Copy out the listing that follows, exactly, without its pictures.

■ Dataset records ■
[Start]
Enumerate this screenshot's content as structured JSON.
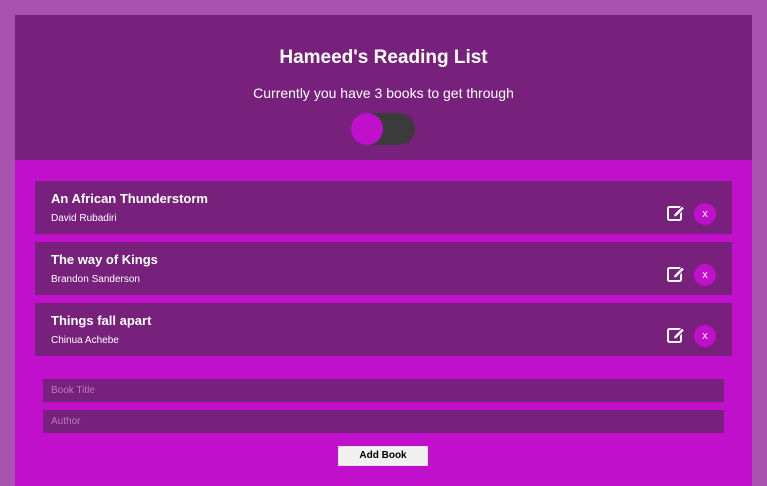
{
  "header": {
    "title": "Hameed's Reading List",
    "subtitle": "Currently you have 3 books to get through",
    "toggle_on": true
  },
  "books": [
    {
      "title": "An African Thunderstorm",
      "author": "David Rubadiri",
      "edit_icon": "edit-icon",
      "delete_label": "x"
    },
    {
      "title": "The way of Kings",
      "author": "Brandon Sanderson",
      "edit_icon": "edit-icon",
      "delete_label": "x"
    },
    {
      "title": "Things fall apart",
      "author": "Chinua Achebe",
      "edit_icon": "edit-icon",
      "delete_label": "x"
    }
  ],
  "form": {
    "title_placeholder": "Book Title",
    "title_value": "",
    "author_placeholder": "Author",
    "author_value": "",
    "submit_label": "Add Book"
  },
  "colors": {
    "page_border": "#a853ad",
    "app_background": "#c010cc",
    "panel": "#77207c",
    "toggle_track": "#3b3b3b",
    "accent": "#c010cc",
    "text": "#ffffff"
  }
}
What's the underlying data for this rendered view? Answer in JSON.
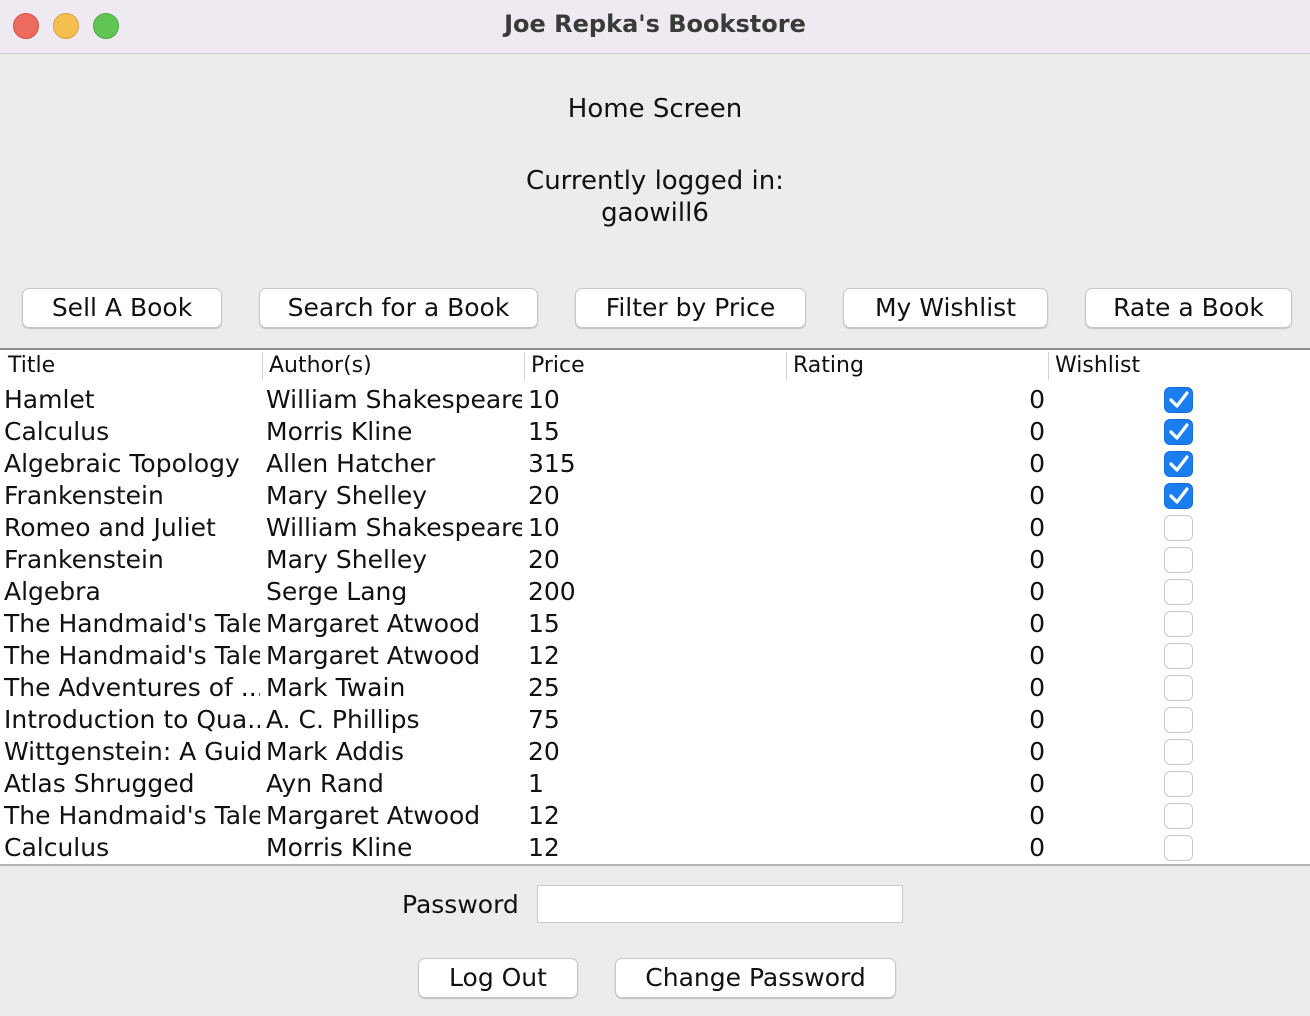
{
  "window": {
    "title": "Joe Repka's Bookstore"
  },
  "header": {
    "screen_title": "Home Screen",
    "logged_in_label": "Currently logged in:",
    "username": "gaowill6"
  },
  "toolbar": {
    "sell_label": "Sell A Book",
    "search_label": "Search for a Book",
    "filter_label": "Filter by Price",
    "wishlist_label": "My Wishlist",
    "rate_label": "Rate a Book"
  },
  "table": {
    "columns": [
      "Title",
      "Author(s)",
      "Price",
      "Rating",
      "Wishlist"
    ],
    "rows": [
      {
        "title": "Hamlet",
        "author": "William Shakespeare",
        "price": "10",
        "rating": "0",
        "wishlist": true
      },
      {
        "title": "Calculus",
        "author": "Morris Kline",
        "price": "15",
        "rating": "0",
        "wishlist": true
      },
      {
        "title": "Algebraic Topology",
        "author": "Allen Hatcher",
        "price": "315",
        "rating": "0",
        "wishlist": true
      },
      {
        "title": "Frankenstein",
        "author": "Mary Shelley",
        "price": "20",
        "rating": "0",
        "wishlist": true
      },
      {
        "title": "Romeo and Juliet",
        "author": "William Shakespeare",
        "price": "10",
        "rating": "0",
        "wishlist": false
      },
      {
        "title": "Frankenstein",
        "author": "Mary Shelley",
        "price": "20",
        "rating": "0",
        "wishlist": false
      },
      {
        "title": "Algebra",
        "author": "Serge Lang",
        "price": "200",
        "rating": "0",
        "wishlist": false
      },
      {
        "title": "The Handmaid's Tale",
        "author": "Margaret Atwood",
        "price": "15",
        "rating": "0",
        "wishlist": false
      },
      {
        "title": "The Handmaid's Tale",
        "author": "Margaret Atwood",
        "price": "12",
        "rating": "0",
        "wishlist": false
      },
      {
        "title": "The Adventures of ...",
        "author": "Mark Twain",
        "price": "25",
        "rating": "0",
        "wishlist": false
      },
      {
        "title": "Introduction to Qua...",
        "author": "A. C. Phillips",
        "price": "75",
        "rating": "0",
        "wishlist": false
      },
      {
        "title": "Wittgenstein: A Guid...",
        "author": "Mark Addis",
        "price": "20",
        "rating": "0",
        "wishlist": false
      },
      {
        "title": "Atlas Shrugged",
        "author": "Ayn Rand",
        "price": "1",
        "rating": "0",
        "wishlist": false
      },
      {
        "title": "The Handmaid's Tale",
        "author": "Margaret Atwood",
        "price": "12",
        "rating": "0",
        "wishlist": false
      },
      {
        "title": "Calculus",
        "author": "Morris Kline",
        "price": "12",
        "rating": "0",
        "wishlist": false
      }
    ]
  },
  "form": {
    "password_label": "Password",
    "password_value": "",
    "logout_label": "Log Out",
    "change_password_label": "Change Password"
  },
  "colors": {
    "checkbox_checked": "#1a7ef1",
    "titlebar": "#efe9f1"
  }
}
[End]
■ Expected answer ■
Enumerate this screenshot's content as structured JSON.
{
  "header": {
    "title": "Hameed's Reading List",
    "subtitle": "Currently you have 3 books to get through",
    "toggle_on": true
  },
  "books": [
    {
      "title": "An African Thunderstorm",
      "author": "David Rubadiri",
      "edit_icon": "edit-icon",
      "delete_label": "x"
    },
    {
      "title": "The way of Kings",
      "author": "Brandon Sanderson",
      "edit_icon": "edit-icon",
      "delete_label": "x"
    },
    {
      "title": "Things fall apart",
      "author": "Chinua Achebe",
      "edit_icon": "edit-icon",
      "delete_label": "x"
    }
  ],
  "form": {
    "title_placeholder": "Book Title",
    "title_value": "",
    "author_placeholder": "Author",
    "author_value": "",
    "submit_label": "Add Book"
  },
  "colors": {
    "page_border": "#a853ad",
    "app_background": "#c010cc",
    "panel": "#77207c",
    "toggle_track": "#3b3b3b",
    "accent": "#c010cc",
    "text": "#ffffff"
  }
}
What's the underlying data for this rendered view? Answer in JSON.
{
  "window": {
    "title": "Joe Repka's Bookstore"
  },
  "header": {
    "screen_title": "Home Screen",
    "logged_in_label": "Currently logged in:",
    "username": "gaowill6"
  },
  "toolbar": {
    "sell_label": "Sell A Book",
    "search_label": "Search for a Book",
    "filter_label": "Filter by Price",
    "wishlist_label": "My Wishlist",
    "rate_label": "Rate a Book"
  },
  "table": {
    "columns": [
      "Title",
      "Author(s)",
      "Price",
      "Rating",
      "Wishlist"
    ],
    "rows": [
      {
        "title": "Hamlet",
        "author": "William Shakespeare",
        "price": "10",
        "rating": "0",
        "wishlist": true
      },
      {
        "title": "Calculus",
        "author": "Morris Kline",
        "price": "15",
        "rating": "0",
        "wishlist": true
      },
      {
        "title": "Algebraic Topology",
        "author": "Allen Hatcher",
        "price": "315",
        "rating": "0",
        "wishlist": true
      },
      {
        "title": "Frankenstein",
        "author": "Mary Shelley",
        "price": "20",
        "rating": "0",
        "wishlist": true
      },
      {
        "title": "Romeo and Juliet",
        "author": "William Shakespeare",
        "price": "10",
        "rating": "0",
        "wishlist": false
      },
      {
        "title": "Frankenstein",
        "author": "Mary Shelley",
        "price": "20",
        "rating": "0",
        "wishlist": false
      },
      {
        "title": "Algebra",
        "author": "Serge Lang",
        "price": "200",
        "rating": "0",
        "wishlist": false
      },
      {
        "title": "The Handmaid's Tale",
        "author": "Margaret Atwood",
        "price": "15",
        "rating": "0",
        "wishlist": false
      },
      {
        "title": "The Handmaid's Tale",
        "author": "Margaret Atwood",
        "price": "12",
        "rating": "0",
        "wishlist": false
      },
      {
        "title": "The Adventures of ...",
        "author": "Mark Twain",
        "price": "25",
        "rating": "0",
        "wishlist": false
      },
      {
        "title": "Introduction to Qua...",
        "author": "A. C. Phillips",
        "price": "75",
        "rating": "0",
        "wishlist": false
      },
      {
        "title": "Wittgenstein: A Guid...",
        "author": "Mark Addis",
        "price": "20",
        "rating": "0",
        "wishlist": false
      },
      {
        "title": "Atlas Shrugged",
        "author": "Ayn Rand",
        "price": "1",
        "rating": "0",
        "wishlist": false
      },
      {
        "title": "The Handmaid's Tale",
        "author": "Margaret Atwood",
        "price": "12",
        "rating": "0",
        "wishlist": false
      },
      {
        "title": "Calculus",
        "author": "Morris Kline",
        "price": "12",
        "rating": "0",
        "wishlist": false
      }
    ]
  },
  "form": {
    "password_label": "Password",
    "password_value": "",
    "logout_label": "Log Out",
    "change_password_label": "Change Password"
  },
  "colors": {
    "checkbox_checked": "#1a7ef1",
    "titlebar": "#efe9f1"
  }
}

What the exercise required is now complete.